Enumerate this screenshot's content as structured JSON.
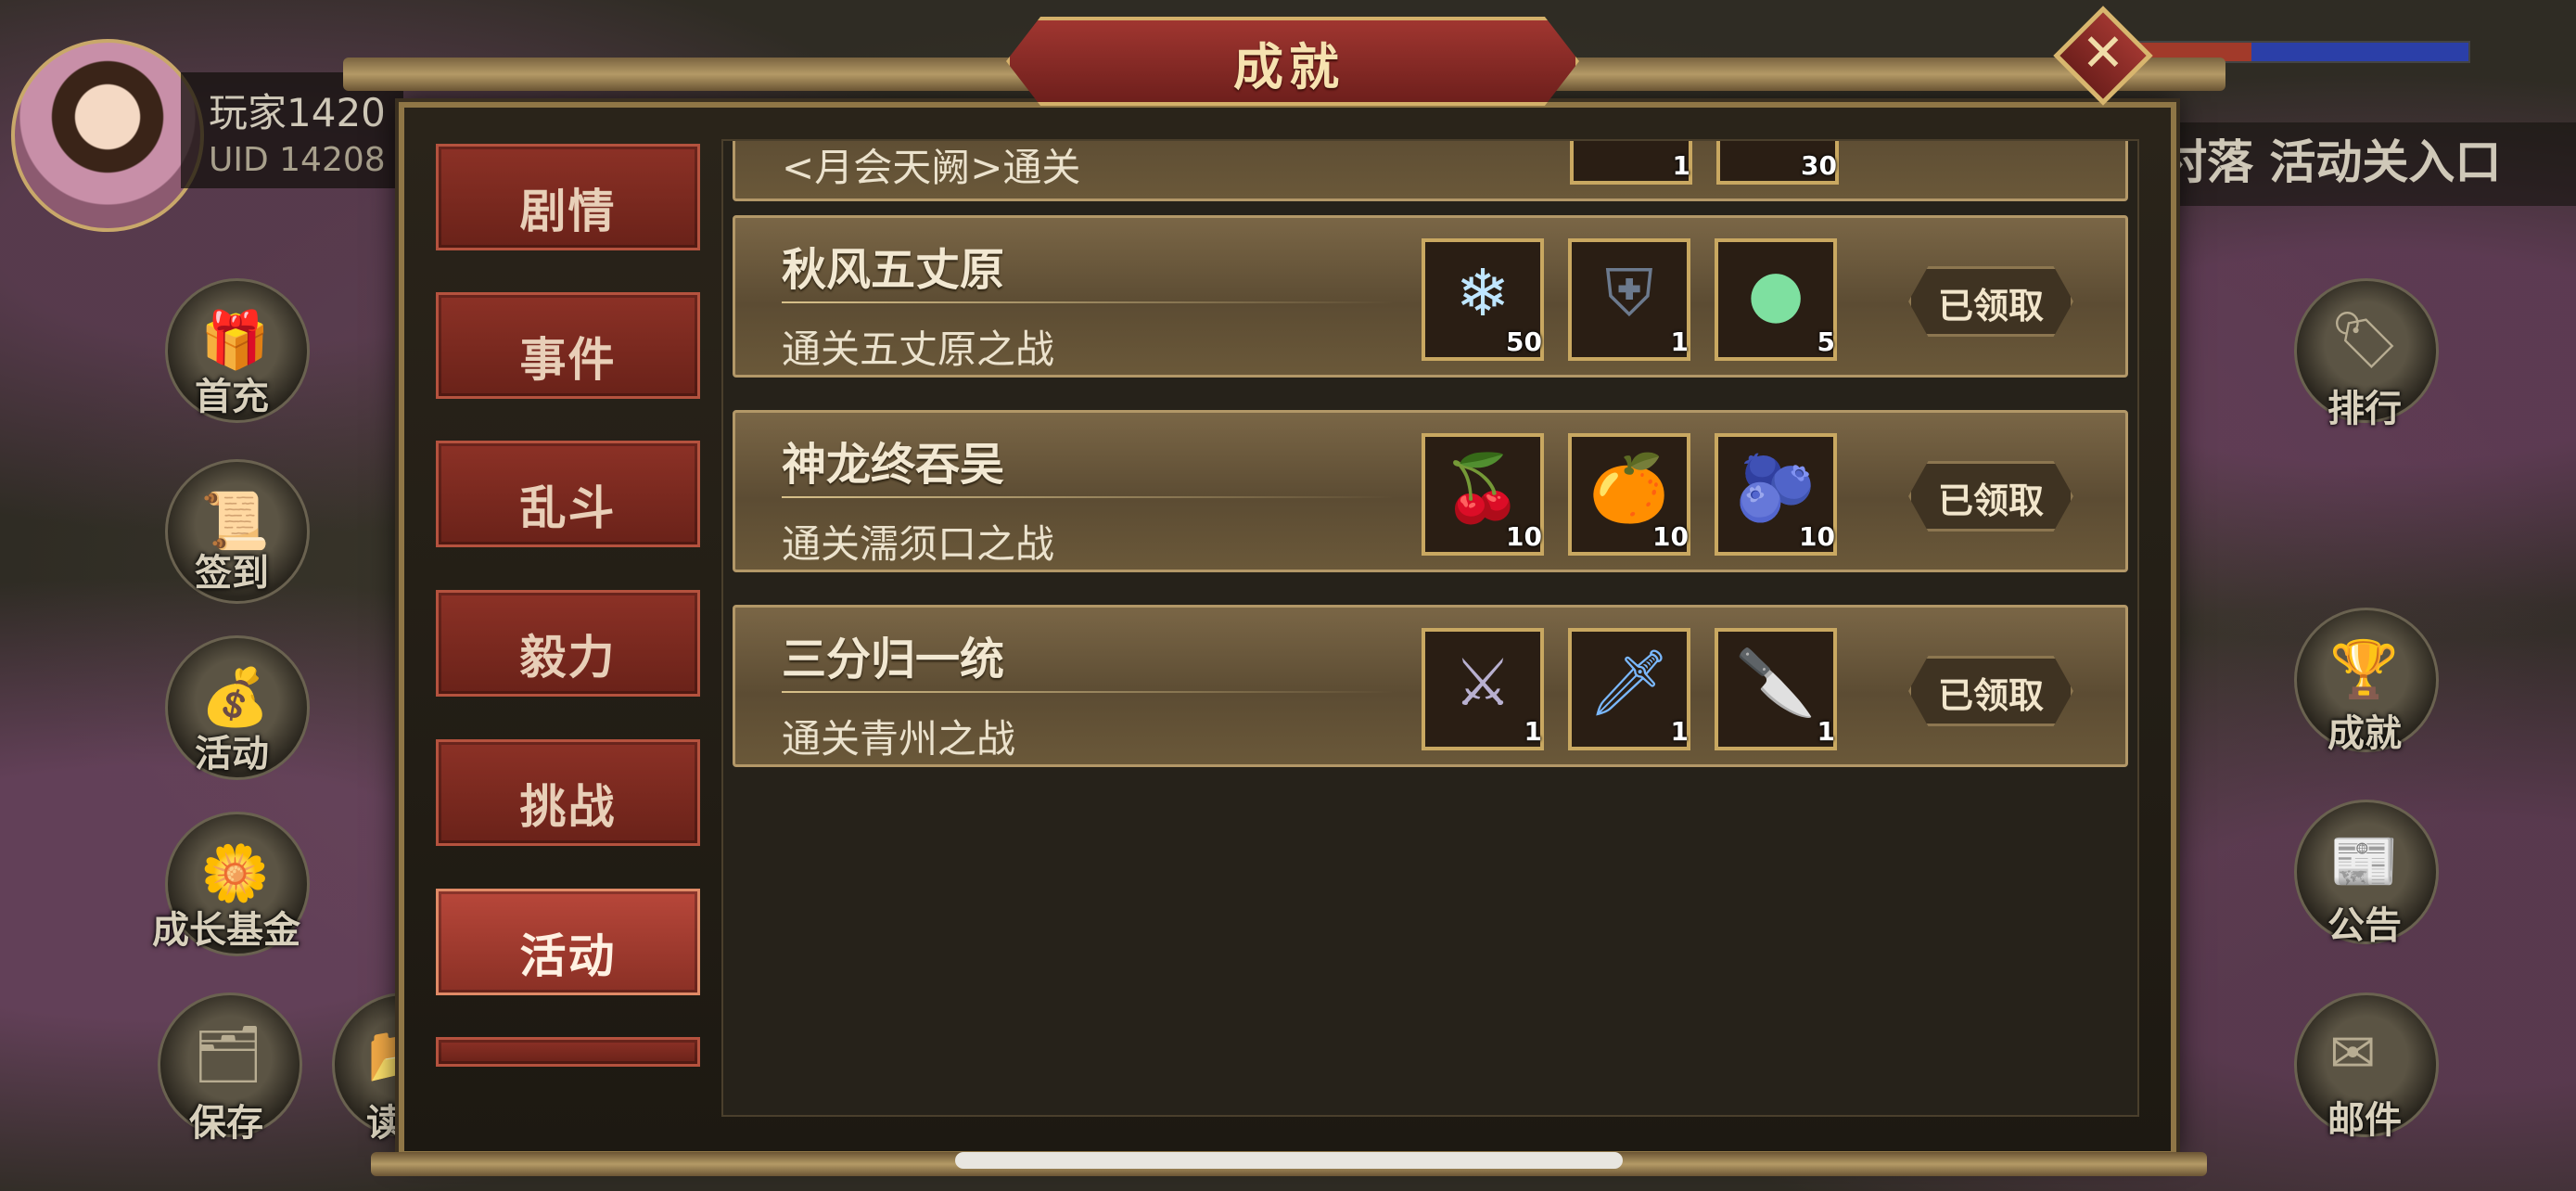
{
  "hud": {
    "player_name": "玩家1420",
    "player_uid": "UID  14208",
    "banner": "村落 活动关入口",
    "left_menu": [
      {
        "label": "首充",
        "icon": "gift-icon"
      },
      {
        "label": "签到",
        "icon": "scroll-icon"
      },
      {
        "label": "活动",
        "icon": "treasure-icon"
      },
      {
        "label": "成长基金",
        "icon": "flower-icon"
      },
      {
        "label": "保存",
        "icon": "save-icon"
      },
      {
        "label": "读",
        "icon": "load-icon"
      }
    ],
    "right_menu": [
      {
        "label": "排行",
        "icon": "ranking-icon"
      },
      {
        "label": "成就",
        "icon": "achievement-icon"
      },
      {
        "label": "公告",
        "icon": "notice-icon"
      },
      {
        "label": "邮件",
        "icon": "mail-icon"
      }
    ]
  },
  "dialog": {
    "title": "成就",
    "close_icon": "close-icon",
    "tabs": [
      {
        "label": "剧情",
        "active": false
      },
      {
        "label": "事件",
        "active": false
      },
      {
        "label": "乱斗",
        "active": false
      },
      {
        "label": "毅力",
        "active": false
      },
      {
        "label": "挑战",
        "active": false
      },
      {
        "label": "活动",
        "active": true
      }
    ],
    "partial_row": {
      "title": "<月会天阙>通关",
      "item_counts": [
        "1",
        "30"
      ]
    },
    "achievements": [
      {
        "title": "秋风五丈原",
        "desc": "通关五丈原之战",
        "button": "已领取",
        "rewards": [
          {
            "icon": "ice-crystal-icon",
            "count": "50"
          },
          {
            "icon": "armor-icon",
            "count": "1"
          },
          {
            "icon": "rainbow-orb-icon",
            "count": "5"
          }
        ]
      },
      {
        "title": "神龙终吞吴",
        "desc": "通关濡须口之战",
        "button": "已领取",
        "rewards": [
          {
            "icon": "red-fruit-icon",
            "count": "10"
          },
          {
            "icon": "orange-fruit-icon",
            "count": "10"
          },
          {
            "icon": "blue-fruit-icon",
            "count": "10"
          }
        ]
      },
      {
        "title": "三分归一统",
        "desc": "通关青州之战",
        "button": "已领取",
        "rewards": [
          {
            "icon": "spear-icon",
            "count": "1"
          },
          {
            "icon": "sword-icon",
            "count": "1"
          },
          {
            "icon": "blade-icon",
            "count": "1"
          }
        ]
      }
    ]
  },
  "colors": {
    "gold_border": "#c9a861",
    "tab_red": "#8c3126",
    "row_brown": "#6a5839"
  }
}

☆ ☆ ☆ ☆ ☆

DIRECTIONS FOR THIS TASK: All records above are to be printed exactly, minus the pictures they contain.

REPLY:
Enumerate this screenshot's content as structured JSON.
{
  "hud": {
    "player_name": "玩家1420",
    "player_uid": "UID  14208",
    "banner": "村落 活动关入口",
    "left_menu": [
      {
        "label": "首充",
        "icon": "gift-icon"
      },
      {
        "label": "签到",
        "icon": "scroll-icon"
      },
      {
        "label": "活动",
        "icon": "treasure-icon"
      },
      {
        "label": "成长基金",
        "icon": "flower-icon"
      },
      {
        "label": "保存",
        "icon": "save-icon"
      },
      {
        "label": "读",
        "icon": "load-icon"
      }
    ],
    "right_menu": [
      {
        "label": "排行",
        "icon": "ranking-icon"
      },
      {
        "label": "成就",
        "icon": "achievement-icon"
      },
      {
        "label": "公告",
        "icon": "notice-icon"
      },
      {
        "label": "邮件",
        "icon": "mail-icon"
      }
    ]
  },
  "dialog": {
    "title": "成就",
    "close_icon": "close-icon",
    "tabs": [
      {
        "label": "剧情",
        "active": false
      },
      {
        "label": "事件",
        "active": false
      },
      {
        "label": "乱斗",
        "active": false
      },
      {
        "label": "毅力",
        "active": false
      },
      {
        "label": "挑战",
        "active": false
      },
      {
        "label": "活动",
        "active": true
      }
    ],
    "partial_row": {
      "title": "<月会天阙>通关",
      "item_counts": [
        "1",
        "30"
      ]
    },
    "achievements": [
      {
        "title": "秋风五丈原",
        "desc": "通关五丈原之战",
        "button": "已领取",
        "rewards": [
          {
            "icon": "ice-crystal-icon",
            "count": "50"
          },
          {
            "icon": "armor-icon",
            "count": "1"
          },
          {
            "icon": "rainbow-orb-icon",
            "count": "5"
          }
        ]
      },
      {
        "title": "神龙终吞吴",
        "desc": "通关濡须口之战",
        "button": "已领取",
        "rewards": [
          {
            "icon": "red-fruit-icon",
            "count": "10"
          },
          {
            "icon": "orange-fruit-icon",
            "count": "10"
          },
          {
            "icon": "blue-fruit-icon",
            "count": "10"
          }
        ]
      },
      {
        "title": "三分归一统",
        "desc": "通关青州之战",
        "button": "已领取",
        "rewards": [
          {
            "icon": "spear-icon",
            "count": "1"
          },
          {
            "icon": "sword-icon",
            "count": "1"
          },
          {
            "icon": "blade-icon",
            "count": "1"
          }
        ]
      }
    ]
  },
  "colors": {
    "gold_border": "#c9a861",
    "tab_red": "#8c3126",
    "row_brown": "#6a5839"
  }
}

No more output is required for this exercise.